§ Objective
Pick out the lines below with "ffffff" and list them.

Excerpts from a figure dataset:
- - - - - - -

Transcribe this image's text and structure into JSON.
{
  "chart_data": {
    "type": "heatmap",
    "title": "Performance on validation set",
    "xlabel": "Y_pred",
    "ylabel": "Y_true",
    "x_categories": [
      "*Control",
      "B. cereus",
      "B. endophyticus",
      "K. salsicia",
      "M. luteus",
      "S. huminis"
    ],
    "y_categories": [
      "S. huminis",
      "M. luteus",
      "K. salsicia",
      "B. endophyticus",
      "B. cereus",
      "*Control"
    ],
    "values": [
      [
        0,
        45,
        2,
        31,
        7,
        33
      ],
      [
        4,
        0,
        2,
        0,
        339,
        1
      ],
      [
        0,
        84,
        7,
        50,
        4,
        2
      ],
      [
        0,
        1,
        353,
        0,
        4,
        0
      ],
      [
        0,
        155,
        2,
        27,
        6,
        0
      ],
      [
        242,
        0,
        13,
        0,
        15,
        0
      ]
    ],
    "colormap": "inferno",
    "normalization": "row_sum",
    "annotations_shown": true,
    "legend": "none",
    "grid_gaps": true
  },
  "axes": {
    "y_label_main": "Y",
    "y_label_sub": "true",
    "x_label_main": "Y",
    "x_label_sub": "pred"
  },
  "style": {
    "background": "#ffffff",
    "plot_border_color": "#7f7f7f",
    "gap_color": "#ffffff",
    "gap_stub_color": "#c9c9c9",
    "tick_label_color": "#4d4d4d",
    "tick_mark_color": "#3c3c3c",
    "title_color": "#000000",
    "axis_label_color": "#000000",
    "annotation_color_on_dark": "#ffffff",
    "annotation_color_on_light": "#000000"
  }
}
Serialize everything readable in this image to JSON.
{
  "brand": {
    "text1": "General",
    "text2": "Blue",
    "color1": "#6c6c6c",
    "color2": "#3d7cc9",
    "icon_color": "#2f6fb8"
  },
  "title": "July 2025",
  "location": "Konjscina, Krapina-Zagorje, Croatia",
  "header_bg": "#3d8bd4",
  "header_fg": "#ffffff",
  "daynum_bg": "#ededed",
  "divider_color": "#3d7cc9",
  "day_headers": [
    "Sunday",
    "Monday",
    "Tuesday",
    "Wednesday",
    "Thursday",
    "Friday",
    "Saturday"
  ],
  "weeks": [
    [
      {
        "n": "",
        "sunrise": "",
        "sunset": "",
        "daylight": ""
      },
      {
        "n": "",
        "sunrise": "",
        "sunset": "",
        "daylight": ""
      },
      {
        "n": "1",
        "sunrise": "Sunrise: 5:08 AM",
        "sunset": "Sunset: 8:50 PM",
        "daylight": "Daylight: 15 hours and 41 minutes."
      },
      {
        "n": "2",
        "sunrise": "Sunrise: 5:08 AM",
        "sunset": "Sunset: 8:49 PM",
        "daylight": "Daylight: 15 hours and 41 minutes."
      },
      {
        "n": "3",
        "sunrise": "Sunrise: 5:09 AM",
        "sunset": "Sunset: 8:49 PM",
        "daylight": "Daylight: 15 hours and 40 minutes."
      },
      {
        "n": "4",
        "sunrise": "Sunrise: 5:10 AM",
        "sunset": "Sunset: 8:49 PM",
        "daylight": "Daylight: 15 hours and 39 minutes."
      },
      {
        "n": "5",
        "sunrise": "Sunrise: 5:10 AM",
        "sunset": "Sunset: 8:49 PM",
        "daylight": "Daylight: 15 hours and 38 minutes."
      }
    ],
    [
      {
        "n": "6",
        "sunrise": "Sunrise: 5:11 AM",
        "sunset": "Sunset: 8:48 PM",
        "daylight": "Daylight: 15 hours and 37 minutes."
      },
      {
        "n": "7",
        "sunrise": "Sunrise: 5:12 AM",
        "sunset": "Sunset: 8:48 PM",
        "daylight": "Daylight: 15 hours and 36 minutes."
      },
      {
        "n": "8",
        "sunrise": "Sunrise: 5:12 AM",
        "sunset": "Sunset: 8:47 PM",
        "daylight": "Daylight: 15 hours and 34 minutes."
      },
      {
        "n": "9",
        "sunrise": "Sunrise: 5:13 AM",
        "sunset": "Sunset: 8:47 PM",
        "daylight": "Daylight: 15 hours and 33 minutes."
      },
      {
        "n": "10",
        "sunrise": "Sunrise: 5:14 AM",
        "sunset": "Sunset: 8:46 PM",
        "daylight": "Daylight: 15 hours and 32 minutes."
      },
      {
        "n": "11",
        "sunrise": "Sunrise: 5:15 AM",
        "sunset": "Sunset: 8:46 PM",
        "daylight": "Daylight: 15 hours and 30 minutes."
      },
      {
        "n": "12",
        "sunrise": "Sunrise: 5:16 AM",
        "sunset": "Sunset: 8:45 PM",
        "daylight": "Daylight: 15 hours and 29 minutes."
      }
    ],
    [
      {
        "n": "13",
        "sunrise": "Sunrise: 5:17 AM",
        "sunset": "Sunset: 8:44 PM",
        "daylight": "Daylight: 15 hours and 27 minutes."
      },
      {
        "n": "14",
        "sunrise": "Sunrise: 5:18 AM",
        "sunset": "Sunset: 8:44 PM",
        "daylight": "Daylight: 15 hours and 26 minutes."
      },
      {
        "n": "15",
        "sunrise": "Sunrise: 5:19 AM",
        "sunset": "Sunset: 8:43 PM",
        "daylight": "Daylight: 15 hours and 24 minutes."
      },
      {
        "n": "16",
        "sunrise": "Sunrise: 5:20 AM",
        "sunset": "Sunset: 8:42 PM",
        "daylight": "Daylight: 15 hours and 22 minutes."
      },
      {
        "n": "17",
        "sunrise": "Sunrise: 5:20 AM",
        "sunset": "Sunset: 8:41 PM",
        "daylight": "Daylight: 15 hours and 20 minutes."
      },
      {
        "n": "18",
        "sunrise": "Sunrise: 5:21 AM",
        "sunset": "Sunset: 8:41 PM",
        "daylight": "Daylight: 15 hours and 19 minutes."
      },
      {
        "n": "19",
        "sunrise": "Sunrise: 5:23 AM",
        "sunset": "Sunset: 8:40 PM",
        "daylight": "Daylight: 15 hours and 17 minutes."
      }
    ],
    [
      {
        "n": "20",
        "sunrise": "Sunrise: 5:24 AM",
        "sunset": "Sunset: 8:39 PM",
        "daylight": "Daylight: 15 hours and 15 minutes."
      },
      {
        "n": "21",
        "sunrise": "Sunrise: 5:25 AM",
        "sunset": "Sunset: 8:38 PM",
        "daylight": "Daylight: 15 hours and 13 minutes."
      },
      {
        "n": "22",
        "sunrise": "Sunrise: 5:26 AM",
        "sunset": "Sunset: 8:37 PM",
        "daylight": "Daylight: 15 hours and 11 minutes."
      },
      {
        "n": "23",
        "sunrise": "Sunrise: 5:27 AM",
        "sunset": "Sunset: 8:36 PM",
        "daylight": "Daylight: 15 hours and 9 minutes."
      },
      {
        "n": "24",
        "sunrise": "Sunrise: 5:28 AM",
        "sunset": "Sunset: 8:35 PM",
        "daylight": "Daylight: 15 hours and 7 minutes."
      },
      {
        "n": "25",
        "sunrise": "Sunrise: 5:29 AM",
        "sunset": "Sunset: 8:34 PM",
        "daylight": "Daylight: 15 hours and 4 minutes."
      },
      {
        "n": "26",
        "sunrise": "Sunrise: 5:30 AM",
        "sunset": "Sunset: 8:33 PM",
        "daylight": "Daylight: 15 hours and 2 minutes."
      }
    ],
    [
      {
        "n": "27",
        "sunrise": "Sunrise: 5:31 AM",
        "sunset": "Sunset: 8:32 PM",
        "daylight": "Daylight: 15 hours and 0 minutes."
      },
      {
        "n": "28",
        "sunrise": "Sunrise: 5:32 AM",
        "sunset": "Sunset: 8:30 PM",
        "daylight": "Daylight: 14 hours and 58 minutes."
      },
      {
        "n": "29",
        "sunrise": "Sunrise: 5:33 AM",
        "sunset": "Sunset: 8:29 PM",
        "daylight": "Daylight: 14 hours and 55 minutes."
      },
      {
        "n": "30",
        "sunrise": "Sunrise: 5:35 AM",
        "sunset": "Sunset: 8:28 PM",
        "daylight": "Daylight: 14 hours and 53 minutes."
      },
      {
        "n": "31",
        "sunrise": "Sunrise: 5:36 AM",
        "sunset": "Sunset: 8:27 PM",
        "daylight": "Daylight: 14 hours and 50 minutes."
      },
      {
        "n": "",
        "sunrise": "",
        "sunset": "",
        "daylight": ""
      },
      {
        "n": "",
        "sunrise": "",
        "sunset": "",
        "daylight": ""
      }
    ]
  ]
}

- - - - - - -

§ Full response
    "background": "#ffffff",
    "gap_color": "#ffffff",
    "annotation_color_on_dark": "#ffffff",
  "header_fg": "#ffffff",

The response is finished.